(PROBLEM) Rewrite the items between the lines holding "338, 412, 365)" and "table-row (53, 148, 846, 175)", inclusive, substituting "cell-holder" for "cell-owner" and keeping everything else unchanged.

━━ DATA LINES

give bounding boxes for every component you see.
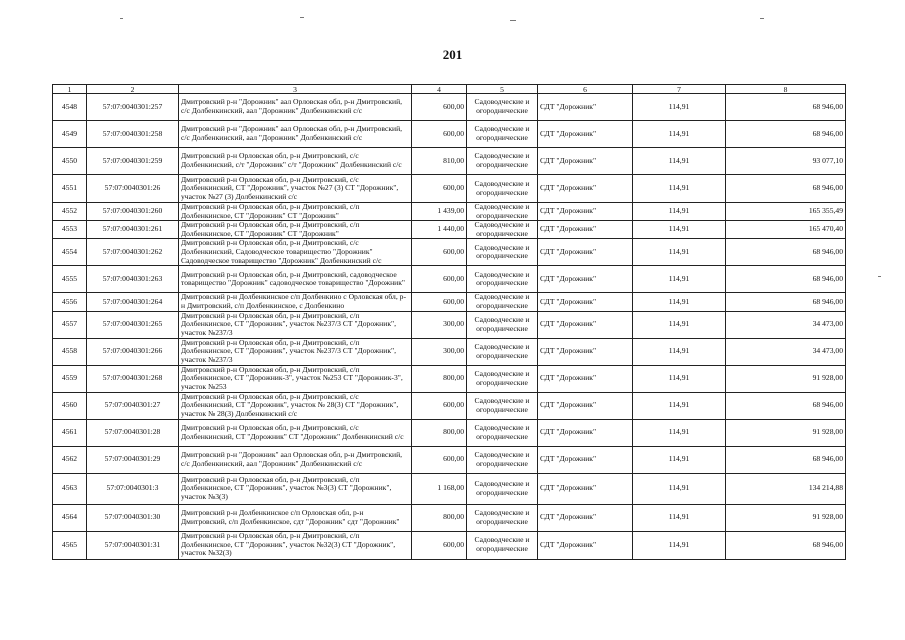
cell-address: Дмитровский р-н Орловская обл, р-н Дмитровский, с/п Долбенкинское, СТ "Дорожник", участок №237/3 СТ "Дорожник", участок №237/3 (179, 338, 412, 365)
scan-speck (300, 17, 304, 18)
cell-cadastral-number: 57:07:0040301:260 (87, 203, 179, 221)
cell-cadastral-number: 57:07:0040301:259 (87, 148, 179, 175)
column-header: 2 (87, 85, 179, 94)
cell-cadastral-value: 93 077,10 (726, 148, 846, 175)
cell-owner: СДТ "Дорожник" (538, 419, 633, 446)
cell-area: 300,00 (412, 311, 467, 338)
cell-address: Дмитровский р-н "Дорожник" аал Орловская обл, р-н Дмитровский, с/с Долбенкинский, аал "Дорожник" Долбенкинский с/с (179, 446, 412, 473)
cell-area: 810,00 (412, 148, 467, 175)
cell-owner: СДТ "Дорожник" (538, 293, 633, 311)
cell-row-number: 4556 (53, 293, 87, 311)
column-header: 6 (538, 85, 633, 94)
table-row (53, 148, 846, 175)
cell-unit-price: 114,91 (633, 203, 726, 221)
table-row (53, 203, 846, 221)
cell-row-number: 4551 (53, 175, 87, 203)
cell-land-use: Садоводческие и огороднические (467, 446, 538, 473)
cell-unit-price: 114,91 (633, 94, 726, 121)
cell-unit-price: 114,91 (633, 365, 726, 392)
cell-area: 600,00 (412, 94, 467, 121)
cell-cadastral-number: 57:07:0040301:258 (87, 121, 179, 148)
cell-land-use: Садоводческие и огороднические (467, 293, 538, 311)
cell-row-number: 4549 (53, 121, 87, 148)
cell-area: 600,00 (412, 293, 467, 311)
cell-row-number: 4564 (53, 504, 87, 531)
cell-cadastral-value: 91 928,00 (726, 419, 846, 446)
cell-row-number: 4563 (53, 473, 87, 504)
column-header: 8 (726, 85, 846, 94)
cell-unit-price: 114,91 (633, 148, 726, 175)
cell-cadastral-value: 68 946,00 (726, 266, 846, 293)
table-row (53, 419, 846, 446)
cell-cadastral-number: 57:07:0040301:28 (87, 419, 179, 446)
cell-land-use: Садоводческие и огороднические (467, 121, 538, 148)
column-header: 5 (467, 85, 538, 94)
cell-unit-price: 114,91 (633, 239, 726, 266)
table-body (53, 94, 846, 560)
cell-address: Дмитровский р-н Орловская обл, р-н Дмитровский, с/п Долбенкинское, СТ "Дорожник" СТ "Дорожник" (179, 221, 412, 239)
cell-cadastral-value: 165 355,49 (726, 203, 846, 221)
table-row (53, 365, 846, 392)
cell-cadastral-number: 57:07:0040301:265 (87, 311, 179, 338)
cell-land-use: Садоводческие и огороднические (467, 531, 538, 559)
cell-row-number: 4559 (53, 365, 87, 392)
cell-owner: СДТ "Дорожник" (538, 148, 633, 175)
cell-owner: СДТ "Дорожник" (538, 239, 633, 266)
cell-address: Дмитровский р-н Орловская обл, р-н Дмитровский, садоводческое товарищество "Дорожник" садоводческое товарищество "Дорожник" (179, 266, 412, 293)
cell-cadastral-number: 57:07:0040301:31 (87, 531, 179, 559)
cell-address: Дмитровский р-н "Дорожник" аал Орловская обл, р-н Дмитровский, с/с Долбенкинский, аал "Дорожник" Долбенкинский с/с (179, 94, 412, 121)
cell-cadastral-number: 57:07:0040301:257 (87, 94, 179, 121)
cell-land-use: Садоводческие и огороднические (467, 419, 538, 446)
cell-unit-price: 114,91 (633, 531, 726, 559)
cell-unit-price: 114,91 (633, 293, 726, 311)
cell-cadastral-number: 57:07:0040301:264 (87, 293, 179, 311)
cell-area: 600,00 (412, 239, 467, 266)
cell-area: 600,00 (412, 266, 467, 293)
cell-area: 600,00 (412, 392, 467, 419)
scan-speck (878, 276, 881, 277)
cell-cadastral-value: 68 946,00 (726, 392, 846, 419)
cell-owner: СДТ "Дорожник" (538, 266, 633, 293)
cell-owner: СДТ "Дорожник" (538, 504, 633, 531)
column-header: 1 (53, 85, 87, 94)
cell-cadastral-number: 57:07:0040301:30 (87, 504, 179, 531)
cell-owner: СДТ "Дорожник" (538, 531, 633, 559)
table-row (53, 221, 846, 239)
cell-cadastral-value: 68 946,00 (726, 121, 846, 148)
cell-unit-price: 114,91 (633, 311, 726, 338)
cell-row-number: 4565 (53, 531, 87, 559)
cell-cadastral-number: 57:07:0040301:27 (87, 392, 179, 419)
cell-owner: СДТ "Дорожник" (538, 392, 633, 419)
cell-cadastral-value: 68 946,00 (726, 94, 846, 121)
cell-row-number: 4561 (53, 419, 87, 446)
cell-row-number: 4557 (53, 311, 87, 338)
cell-area: 600,00 (412, 446, 467, 473)
cell-row-number: 4562 (53, 446, 87, 473)
cell-area: 300,00 (412, 338, 467, 365)
column-header: 7 (633, 85, 726, 94)
cell-unit-price: 114,91 (633, 419, 726, 446)
cell-cadastral-number: 57:07:0040301:261 (87, 221, 179, 239)
table-row (53, 239, 846, 266)
cell-row-number: 4552 (53, 203, 87, 221)
cell-owner: СДТ "Дорожник" (538, 473, 633, 504)
cell-owner: СДТ "Дорожник" (538, 221, 633, 239)
cell-row-number: 4548 (53, 94, 87, 121)
cell-address: Дмитровский р-н Долбенкинское с/п Долбенкино с Орловская обл, р-н Дмитровский, с/п Долбенкинское, с Долбенкино (179, 293, 412, 311)
cell-row-number: 4550 (53, 148, 87, 175)
cell-owner: СДТ "Дорожник" (538, 365, 633, 392)
column-header: 3 (179, 85, 412, 94)
cell-cadastral-number: 57:07:0040301:262 (87, 239, 179, 266)
table-row (53, 293, 846, 311)
table-row (53, 175, 846, 203)
cell-area: 800,00 (412, 365, 467, 392)
column-header: 4 (412, 85, 467, 94)
cell-land-use: Садоводческие и огороднические (467, 311, 538, 338)
cell-cadastral-number: 57:07:0040301:266 (87, 338, 179, 365)
cell-unit-price: 114,91 (633, 221, 726, 239)
cell-cadastral-value: 68 946,00 (726, 175, 846, 203)
scan-speck (510, 20, 516, 21)
cell-unit-price: 114,91 (633, 504, 726, 531)
cell-address: Дмитровский р-н Орловская обл, р-н Дмитровский, с/п Долбенкинское, СТ "Дорожник" СТ "Дорожник" (179, 203, 412, 221)
scan-speck (760, 18, 764, 19)
cell-address: Дмитровский р-н Орловская обл, р-н Дмитровский, с/п Долбенкинское, СТ "Дорожник-3", участок №253 СТ "Дорожник-3", участок №253 (179, 365, 412, 392)
table-row (53, 338, 846, 365)
cell-cadastral-value: 68 946,00 (726, 446, 846, 473)
cell-land-use: Садоводческие и огороднические (467, 239, 538, 266)
cell-owner: СДТ "Дорожник" (538, 175, 633, 203)
cell-cadastral-number: 57:07:0040301:26 (87, 175, 179, 203)
cell-owner: СДТ "Дорожник" (538, 338, 633, 365)
cell-address: Дмитровский р-н Орловская обл, р-н Дмитровский, с/п Долбенкинское, СТ "Дорожник", участок №237/3 СТ "Дорожник", участок №237/3 (179, 311, 412, 338)
cell-land-use: Садоводческие и огороднические (467, 266, 538, 293)
cell-land-use: Садоводческие и огороднические (467, 148, 538, 175)
cell-address: Дмитровский р-н Орловская обл, р-н Дмитровский, с/с Долбенкинский, с/т "Дорожник" с/т "Дорожник" Долбенкинский с/с (179, 148, 412, 175)
cell-address: Дмитровский р-н "Дорожник" аал Орловская обл, р-н Дмитровский, с/с Долбенкинский, аал "Дорожник" Долбенкинский с/с (179, 121, 412, 148)
cell-owner: СДТ "Дорожник" (538, 446, 633, 473)
column-number-row (53, 85, 846, 94)
table-row (53, 473, 846, 504)
cell-cadastral-value: 68 946,00 (726, 293, 846, 311)
cell-area: 1 440,00 (412, 221, 467, 239)
cell-unit-price: 114,91 (633, 392, 726, 419)
cell-cadastral-number: 57:07:0040301:263 (87, 266, 179, 293)
cell-cadastral-value: 68 946,00 (726, 239, 846, 266)
cell-unit-price: 114,91 (633, 175, 726, 203)
table-row (53, 311, 846, 338)
cell-cadastral-number: 57:07:0040301:29 (87, 446, 179, 473)
table-row (53, 392, 846, 419)
cell-land-use: Садоводческие и огороднические (467, 392, 538, 419)
table-row (53, 446, 846, 473)
cell-land-use: Садоводческие и огороднические (467, 473, 538, 504)
cell-area: 1 439,00 (412, 203, 467, 221)
cell-cadastral-value: 91 928,00 (726, 504, 846, 531)
cell-row-number: 4560 (53, 392, 87, 419)
table-row (53, 121, 846, 148)
cell-area: 600,00 (412, 531, 467, 559)
page-number: 201 (442, 47, 463, 62)
cell-cadastral-value: 165 470,40 (726, 221, 846, 239)
cell-cadastral-number: 57:07:0040301:3 (87, 473, 179, 504)
cell-cadastral-value: 68 946,00 (726, 531, 846, 559)
cell-area: 800,00 (412, 419, 467, 446)
cell-area: 600,00 (412, 175, 467, 203)
cell-owner: СДТ "Дорожник" (538, 94, 633, 121)
cell-row-number: 4555 (53, 266, 87, 293)
cell-cadastral-number: 57:07:0040301:268 (87, 365, 179, 392)
table-row (53, 504, 846, 531)
cell-owner: СДТ "Дорожник" (538, 121, 633, 148)
cell-unit-price: 114,91 (633, 121, 726, 148)
cell-area: 800,00 (412, 504, 467, 531)
table-row (53, 266, 846, 293)
cell-address: Дмитровский р-н Орловская обл, р-н Дмитровский, с/с Долбенкинский, Садоводческое товарищество "Дорожник" Садоводческое товарищество "Дорожник" Долбенкинский с/с (179, 239, 412, 266)
cell-land-use: Садоводческие и огороднические (467, 203, 538, 221)
cell-address: Дмитровский р-н Долбенкинское с/п Орловская обл, р-н Дмитровский, с/п Долбенкинское, сдт "Дорожник" сдт "Дорожник" (179, 504, 412, 531)
cell-address: Дмитровский р-н Орловская обл, р-н Дмитровский, с/п Долбенкинское, СТ "Дорожник", участок №32(3) СТ "Дорожник", участок №32(3) (179, 531, 412, 559)
cell-unit-price: 114,91 (633, 446, 726, 473)
cell-unit-price: 114,91 (633, 266, 726, 293)
cell-cadastral-value: 34 473,00 (726, 338, 846, 365)
cell-address: Дмитровский р-н Орловская обл, р-н Дмитровский, с/с Долбенкинский, СТ "Дорожник", участок №27 (3) СТ "Дорожник", участок №27 (3) Долбенкинский с/с (179, 175, 412, 203)
cell-unit-price: 114,91 (633, 473, 726, 504)
cell-address: Дмитровский р-н Орловская обл, р-н Дмитровский, с/с Долбенкинский, СТ "Дорожник" СТ "Дорожник" Долбенкинский с/с (179, 419, 412, 446)
cell-land-use: Садоводческие и огороднические (467, 365, 538, 392)
cell-address: Дмитровский р-н Орловская обл, р-н Дмитровский, с/с Долбенкинский, СТ "Дорожник", участок № 28(3) СТ "Дорожник", участок № 28(3) Долбенкинский с/с (179, 392, 412, 419)
table-row (53, 94, 846, 121)
cell-row-number: 4553 (53, 221, 87, 239)
cell-land-use: Садоводческие и огороднические (467, 504, 538, 531)
cell-row-number: 4558 (53, 338, 87, 365)
land-registry-table (52, 84, 846, 560)
cell-owner: СДТ "Дорожник" (538, 311, 633, 338)
cell-cadastral-value: 34 473,00 (726, 311, 846, 338)
cell-owner: СДТ "Дорожник" (538, 203, 633, 221)
cell-unit-price: 114,91 (633, 338, 726, 365)
table-row (53, 531, 846, 559)
cell-land-use: Садоводческие и огороднические (467, 175, 538, 203)
cell-area: 1 168,00 (412, 473, 467, 504)
cell-row-number: 4554 (53, 239, 87, 266)
cell-address: Дмитровский р-н Орловская обл, р-н Дмитровский, с/п Долбенкинское, СТ "Дорожник", участок №3(3) СТ "Дорожник", участок №3(3) (179, 473, 412, 504)
scan-speck (120, 18, 123, 19)
cell-cadastral-value: 91 928,00 (726, 365, 846, 392)
cell-land-use: Садоводческие и огороднические (467, 94, 538, 121)
cell-land-use: Садоводческие и огороднические (467, 338, 538, 365)
cell-land-use: Садоводческие и огороднические (467, 221, 538, 239)
cell-area: 600,00 (412, 121, 467, 148)
cell-cadastral-value: 134 214,88 (726, 473, 846, 504)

━━━━

(CORRECT OUTPUT)
cell-address: Дмитровский р-н Орловская обл, р-н Дмитровский, с/п Долбенкинское, СТ "Дорожник", участок №237/3 СТ "Дорожник", участок №237/3 (179, 338, 412, 365)
scan-speck (300, 17, 304, 18)
cell-cadastral-number: 57:07:0040301:260 (87, 203, 179, 221)
cell-cadastral-number: 57:07:0040301:259 (87, 148, 179, 175)
column-header: 2 (87, 85, 179, 94)
cell-cadastral-value: 93 077,10 (726, 148, 846, 175)
cell-holder: СДТ "Дорожник" (538, 419, 633, 446)
cell-area: 300,00 (412, 311, 467, 338)
cell-address: Дмитровский р-н "Дорожник" аал Орловская обл, р-н Дмитровский, с/с Долбенкинский, аал "Дорожник" Долбенкинский с/с (179, 446, 412, 473)
cell-area: 810,00 (412, 148, 467, 175)
cell-holder: СДТ "Дорожник" (538, 293, 633, 311)
cell-row-number: 4556 (53, 293, 87, 311)
column-header: 6 (538, 85, 633, 94)
table-row (53, 148, 846, 175)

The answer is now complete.